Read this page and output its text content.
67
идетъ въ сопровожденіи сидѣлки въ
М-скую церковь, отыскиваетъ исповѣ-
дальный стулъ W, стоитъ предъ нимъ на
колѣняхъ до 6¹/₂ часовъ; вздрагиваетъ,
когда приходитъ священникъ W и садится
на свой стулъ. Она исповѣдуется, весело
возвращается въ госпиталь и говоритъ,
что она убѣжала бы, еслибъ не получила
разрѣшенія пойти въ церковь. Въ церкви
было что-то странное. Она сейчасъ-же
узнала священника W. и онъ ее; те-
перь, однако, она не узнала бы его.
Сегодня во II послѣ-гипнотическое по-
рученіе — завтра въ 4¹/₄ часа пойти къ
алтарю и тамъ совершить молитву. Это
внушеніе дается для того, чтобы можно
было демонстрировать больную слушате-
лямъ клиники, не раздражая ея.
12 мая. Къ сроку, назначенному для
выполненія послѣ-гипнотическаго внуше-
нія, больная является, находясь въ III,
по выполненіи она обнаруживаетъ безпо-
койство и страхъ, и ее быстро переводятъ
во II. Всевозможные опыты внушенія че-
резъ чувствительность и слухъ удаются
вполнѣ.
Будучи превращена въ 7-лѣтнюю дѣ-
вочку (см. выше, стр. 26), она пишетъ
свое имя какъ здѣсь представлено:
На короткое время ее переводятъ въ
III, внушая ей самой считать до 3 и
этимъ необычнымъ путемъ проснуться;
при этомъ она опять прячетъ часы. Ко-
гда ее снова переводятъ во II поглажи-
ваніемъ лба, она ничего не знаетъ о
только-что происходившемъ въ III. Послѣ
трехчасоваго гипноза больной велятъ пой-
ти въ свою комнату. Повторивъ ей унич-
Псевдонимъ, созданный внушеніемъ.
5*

+++

▸ **Stated exercise**: Copy out the full set of records precisely, leaving nothing out.

▸ **Exercise solution**:
Read this page and output its text content.
67
идетъ въ сопровожденіи сидѣлки въ
М-скую церковь, отыскиваетъ исповѣ-
дальный стулъ W, стоитъ предъ нимъ на
колѣняхъ до 6¹/₂ часовъ; вздрагиваетъ,
когда приходитъ священникъ W и садится
на свой стулъ. Она исповѣдуется, весело
возвращается въ госпиталь и говоритъ,
что она убѣжала бы, еслибъ не получила
разрѣшенія пойти въ церковь. Въ церкви
было что-то странное. Она сейчасъ-же
узнала священника W. и онъ ее; те-
перь, однако, она не узнала бы его.
Сегодня во II послѣ-гипнотическое по-
рученіе — завтра въ 4¹/₄ часа пойти къ
алтарю и тамъ совершить молитву. Это
внушеніе дается для того, чтобы можно
было демонстрировать больную слушате-
лямъ клиники, не раздражая ея.
12 мая. Къ сроку, назначенному для
выполненія послѣ-гипнотическаго внуше-
нія, больная является, находясь въ III,
по выполненіи она обнаруживаетъ безпо-
койство и страхъ, и ее быстро переводятъ
во II. Всевозможные опыты внушенія че-
резъ чувствительность и слухъ удаются
вполнѣ.
Будучи превращена въ 7-лѣтнюю дѣ-
вочку (см. выше, стр. 26), она пишетъ
свое имя какъ здѣсь представлено:
На короткое время ее переводятъ въ
III, внушая ей самой считать до 3 и
этимъ необычнымъ путемъ проснуться;
при этомъ она опять прячетъ часы. Ко-
гда ее снова переводятъ во II поглажи-
ваніемъ лба, она ничего не знаетъ о
только-что происходившемъ въ III. Послѣ
трехчасоваго гипноза больной велятъ пой-
ти въ свою комнату. Повторивъ ей унич-
Псевдонимъ, созданный внушеніемъ.
5*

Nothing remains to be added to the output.